Votre objectif: D'après la critique de Poison City, pourquoi un comité de censure fait-il disparaître des œuvres controversées ? Répondez en une à trois phrases, s'il vous plaît.

Poison City Vol.1 - Actualité manga
Poison City Vol.1 - Manga

Poison City Vol.1 : Critiques

Critique du volume manga

Publiée le Mardi, 17 Mars 2015

Critique 1


Tetsuya Tsutsui et Ki-oon...voilà une collaboration plus que fructueuse ! Déjà auteur de plusieurs titres de qualités chez l'éditeur, passant par un partenariat privilégié, l'auteur nous revient avec un nouveau titre court en seulement deux tomes qui va quelque peu nous sortir de son cadre habituel, mais va s'avérer beaucoup plus personnel !


Dans un futur très proche, à savoir l'aube des jeux olympiques de Tokyo en 2020, nous suivons le parcours de Mikio Hibino, un jeune mangaka qui tente de faire publier sa nouvelle série, un titre horrifique surfant sur la mode des zombies. Le problème est qu'avec l'arrivée prochaine des fameux jeux olympiques au Japon, un comité de censure met tout en œuvre pour annihiler toute polémique pour lisser l'image du pays, en supprimant les œuvres controversés, y compris des œuvres d'art connus du monde entier… Et sa série « Dark Walker » déclenche une réaction démesurée… Anticipation ou science-fiction ?

Données brutes:

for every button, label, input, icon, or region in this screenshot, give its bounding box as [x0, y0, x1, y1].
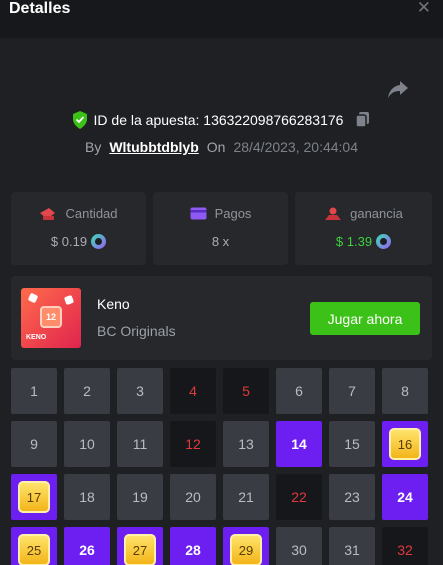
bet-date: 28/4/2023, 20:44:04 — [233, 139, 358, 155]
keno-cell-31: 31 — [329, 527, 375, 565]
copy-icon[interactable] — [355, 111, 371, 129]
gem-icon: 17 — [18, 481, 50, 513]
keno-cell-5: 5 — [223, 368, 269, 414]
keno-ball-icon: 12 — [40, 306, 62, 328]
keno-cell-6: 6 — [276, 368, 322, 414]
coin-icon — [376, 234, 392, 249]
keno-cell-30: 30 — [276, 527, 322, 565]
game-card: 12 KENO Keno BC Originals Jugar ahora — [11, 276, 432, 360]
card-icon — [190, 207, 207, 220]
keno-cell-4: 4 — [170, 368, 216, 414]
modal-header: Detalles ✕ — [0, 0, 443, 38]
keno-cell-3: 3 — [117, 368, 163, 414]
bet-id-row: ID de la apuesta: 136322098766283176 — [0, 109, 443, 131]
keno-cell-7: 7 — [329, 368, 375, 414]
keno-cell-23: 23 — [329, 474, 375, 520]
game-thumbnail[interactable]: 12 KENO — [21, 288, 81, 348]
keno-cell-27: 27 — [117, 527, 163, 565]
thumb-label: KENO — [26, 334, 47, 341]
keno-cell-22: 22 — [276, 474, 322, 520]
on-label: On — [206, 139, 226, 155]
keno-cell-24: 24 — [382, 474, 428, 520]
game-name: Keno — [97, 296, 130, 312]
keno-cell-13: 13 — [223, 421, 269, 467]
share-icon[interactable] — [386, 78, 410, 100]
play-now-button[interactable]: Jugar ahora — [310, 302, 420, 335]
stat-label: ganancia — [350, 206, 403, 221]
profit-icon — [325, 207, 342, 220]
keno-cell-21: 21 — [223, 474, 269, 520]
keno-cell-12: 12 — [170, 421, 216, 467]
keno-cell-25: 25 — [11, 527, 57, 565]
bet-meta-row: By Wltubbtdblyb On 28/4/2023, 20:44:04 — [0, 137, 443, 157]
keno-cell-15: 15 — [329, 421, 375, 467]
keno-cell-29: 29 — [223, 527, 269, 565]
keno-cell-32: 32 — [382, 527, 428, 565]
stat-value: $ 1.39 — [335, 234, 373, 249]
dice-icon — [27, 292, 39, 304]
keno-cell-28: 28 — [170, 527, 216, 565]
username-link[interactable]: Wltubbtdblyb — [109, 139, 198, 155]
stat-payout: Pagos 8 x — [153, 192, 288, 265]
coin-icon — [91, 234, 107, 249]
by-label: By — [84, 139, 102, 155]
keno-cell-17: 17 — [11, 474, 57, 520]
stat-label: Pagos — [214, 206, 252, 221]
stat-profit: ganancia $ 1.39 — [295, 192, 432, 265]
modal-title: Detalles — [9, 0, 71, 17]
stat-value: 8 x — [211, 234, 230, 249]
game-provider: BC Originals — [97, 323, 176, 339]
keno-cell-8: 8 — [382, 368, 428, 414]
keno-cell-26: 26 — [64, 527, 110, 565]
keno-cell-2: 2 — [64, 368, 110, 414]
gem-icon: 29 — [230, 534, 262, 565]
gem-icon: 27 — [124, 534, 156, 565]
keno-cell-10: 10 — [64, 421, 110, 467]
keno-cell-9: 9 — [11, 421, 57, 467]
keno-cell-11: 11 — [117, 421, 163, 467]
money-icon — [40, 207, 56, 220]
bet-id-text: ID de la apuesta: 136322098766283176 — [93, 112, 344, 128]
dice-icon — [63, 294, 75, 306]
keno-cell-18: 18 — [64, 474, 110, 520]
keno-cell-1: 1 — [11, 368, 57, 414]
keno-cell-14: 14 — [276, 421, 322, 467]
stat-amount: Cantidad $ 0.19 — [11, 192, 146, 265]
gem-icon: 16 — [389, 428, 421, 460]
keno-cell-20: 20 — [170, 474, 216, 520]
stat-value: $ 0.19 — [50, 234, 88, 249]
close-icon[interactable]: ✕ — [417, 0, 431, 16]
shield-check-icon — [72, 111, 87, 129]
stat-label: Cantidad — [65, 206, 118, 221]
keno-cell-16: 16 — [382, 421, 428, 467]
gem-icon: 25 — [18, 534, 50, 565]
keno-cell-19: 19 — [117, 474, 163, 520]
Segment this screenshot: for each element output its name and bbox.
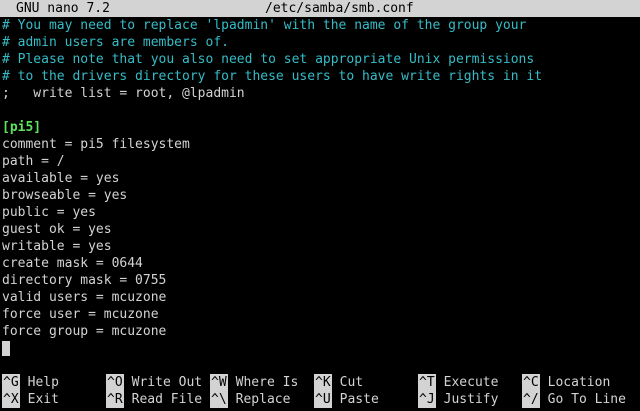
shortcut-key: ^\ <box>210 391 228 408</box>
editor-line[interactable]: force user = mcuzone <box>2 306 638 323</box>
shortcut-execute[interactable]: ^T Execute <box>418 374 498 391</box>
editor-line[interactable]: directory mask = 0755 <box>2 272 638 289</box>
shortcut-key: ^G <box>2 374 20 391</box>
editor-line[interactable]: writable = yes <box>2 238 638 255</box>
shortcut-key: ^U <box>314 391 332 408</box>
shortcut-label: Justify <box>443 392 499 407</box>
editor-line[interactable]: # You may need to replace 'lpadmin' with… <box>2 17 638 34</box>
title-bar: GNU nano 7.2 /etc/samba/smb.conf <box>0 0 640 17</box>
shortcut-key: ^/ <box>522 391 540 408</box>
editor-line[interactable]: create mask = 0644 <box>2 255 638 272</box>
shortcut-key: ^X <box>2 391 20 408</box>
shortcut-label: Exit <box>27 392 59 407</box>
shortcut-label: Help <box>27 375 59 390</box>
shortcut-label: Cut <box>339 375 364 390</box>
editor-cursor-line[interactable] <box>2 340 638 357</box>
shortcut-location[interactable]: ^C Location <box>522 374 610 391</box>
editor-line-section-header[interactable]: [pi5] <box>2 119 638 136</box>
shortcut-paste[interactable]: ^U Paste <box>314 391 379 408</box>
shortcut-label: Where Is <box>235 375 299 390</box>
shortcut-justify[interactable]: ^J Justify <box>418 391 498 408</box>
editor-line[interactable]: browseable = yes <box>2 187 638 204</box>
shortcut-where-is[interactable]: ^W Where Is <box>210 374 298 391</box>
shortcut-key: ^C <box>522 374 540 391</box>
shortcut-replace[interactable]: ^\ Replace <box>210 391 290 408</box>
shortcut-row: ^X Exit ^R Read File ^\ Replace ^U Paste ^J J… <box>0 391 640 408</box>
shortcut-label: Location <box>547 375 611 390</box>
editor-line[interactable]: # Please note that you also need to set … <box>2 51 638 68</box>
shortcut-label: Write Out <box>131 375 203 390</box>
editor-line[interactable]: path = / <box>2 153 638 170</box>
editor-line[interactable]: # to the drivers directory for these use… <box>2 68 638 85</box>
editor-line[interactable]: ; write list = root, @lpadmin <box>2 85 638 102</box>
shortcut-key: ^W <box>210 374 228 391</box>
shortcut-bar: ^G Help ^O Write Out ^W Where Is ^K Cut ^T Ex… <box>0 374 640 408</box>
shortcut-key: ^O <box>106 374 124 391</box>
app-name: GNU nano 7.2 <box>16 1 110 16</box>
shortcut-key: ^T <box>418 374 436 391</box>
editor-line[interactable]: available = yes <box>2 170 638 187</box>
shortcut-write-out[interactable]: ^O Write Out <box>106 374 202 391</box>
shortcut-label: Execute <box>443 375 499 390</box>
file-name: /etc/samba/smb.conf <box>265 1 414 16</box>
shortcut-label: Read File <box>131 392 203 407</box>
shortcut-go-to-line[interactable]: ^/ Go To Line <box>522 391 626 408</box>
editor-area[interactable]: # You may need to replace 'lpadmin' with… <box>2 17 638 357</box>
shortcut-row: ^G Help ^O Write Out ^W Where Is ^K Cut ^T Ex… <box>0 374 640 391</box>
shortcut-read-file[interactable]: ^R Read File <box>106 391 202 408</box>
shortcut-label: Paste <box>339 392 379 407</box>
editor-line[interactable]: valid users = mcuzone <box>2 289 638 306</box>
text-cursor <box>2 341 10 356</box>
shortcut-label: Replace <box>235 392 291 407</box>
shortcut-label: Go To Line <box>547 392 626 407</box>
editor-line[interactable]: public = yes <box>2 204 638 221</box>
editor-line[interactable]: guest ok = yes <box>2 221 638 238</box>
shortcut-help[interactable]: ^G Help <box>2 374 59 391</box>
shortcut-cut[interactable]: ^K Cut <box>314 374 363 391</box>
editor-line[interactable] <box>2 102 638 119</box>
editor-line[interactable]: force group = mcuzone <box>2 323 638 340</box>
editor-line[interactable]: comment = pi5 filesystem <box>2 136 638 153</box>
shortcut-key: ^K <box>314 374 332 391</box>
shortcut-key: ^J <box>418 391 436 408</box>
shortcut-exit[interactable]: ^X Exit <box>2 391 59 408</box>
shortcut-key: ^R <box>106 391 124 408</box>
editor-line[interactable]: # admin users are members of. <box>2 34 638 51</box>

Réponse: Les jeux olympiques de Tokyo approchent en 2020, et le comité de censure veut écarter toute polémique pour lisser l'image du Japon. Il supprime donc les œuvres controversées, y compris des œuvres d'art connues du monde entier.